### DATA PROVIDED
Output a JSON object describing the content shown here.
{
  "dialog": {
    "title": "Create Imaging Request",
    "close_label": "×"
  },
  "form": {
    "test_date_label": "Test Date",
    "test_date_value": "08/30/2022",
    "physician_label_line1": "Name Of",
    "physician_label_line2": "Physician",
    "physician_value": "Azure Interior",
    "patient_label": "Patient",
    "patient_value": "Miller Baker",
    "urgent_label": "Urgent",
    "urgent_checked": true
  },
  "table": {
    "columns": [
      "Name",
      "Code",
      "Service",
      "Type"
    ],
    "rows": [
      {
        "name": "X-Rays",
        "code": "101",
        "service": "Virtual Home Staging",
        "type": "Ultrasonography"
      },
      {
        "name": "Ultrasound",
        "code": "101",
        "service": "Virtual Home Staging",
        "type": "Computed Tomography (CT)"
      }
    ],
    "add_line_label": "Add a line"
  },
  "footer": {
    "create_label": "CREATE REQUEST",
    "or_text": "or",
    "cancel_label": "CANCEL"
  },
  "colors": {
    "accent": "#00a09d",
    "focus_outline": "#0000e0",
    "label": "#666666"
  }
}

### AIM OF THE EXERCISE
Please repeat the material above, word for word and in full.

### SOLUTION TO THIS EXERCISE
Output a JSON object describing the content shown here.
{
  "dialog": {
    "title": "Create Imaging Request",
    "close_label": "×"
  },
  "form": {
    "test_date_label": "Test Date",
    "test_date_value": "08/30/2022",
    "physician_label_line1": "Name Of",
    "physician_label_line2": "Physician",
    "physician_value": "Azure Interior",
    "patient_label": "Patient",
    "patient_value": "Miller Baker",
    "urgent_label": "Urgent",
    "urgent_checked": true
  },
  "table": {
    "columns": [
      "Name",
      "Code",
      "Service",
      "Type"
    ],
    "rows": [
      {
        "name": "X-Rays",
        "code": "101",
        "service": "Virtual Home Staging",
        "type": "Ultrasonography"
      },
      {
        "name": "Ultrasound",
        "code": "101",
        "service": "Virtual Home Staging",
        "type": "Computed Tomography (CT)"
      }
    ],
    "add_line_label": "Add a line"
  },
  "footer": {
    "create_label": "CREATE REQUEST",
    "or_text": "or",
    "cancel_label": "CANCEL"
  },
  "colors": {
    "accent": "#00a09d",
    "focus_outline": "#0000e0",
    "label": "#666666"
  }
}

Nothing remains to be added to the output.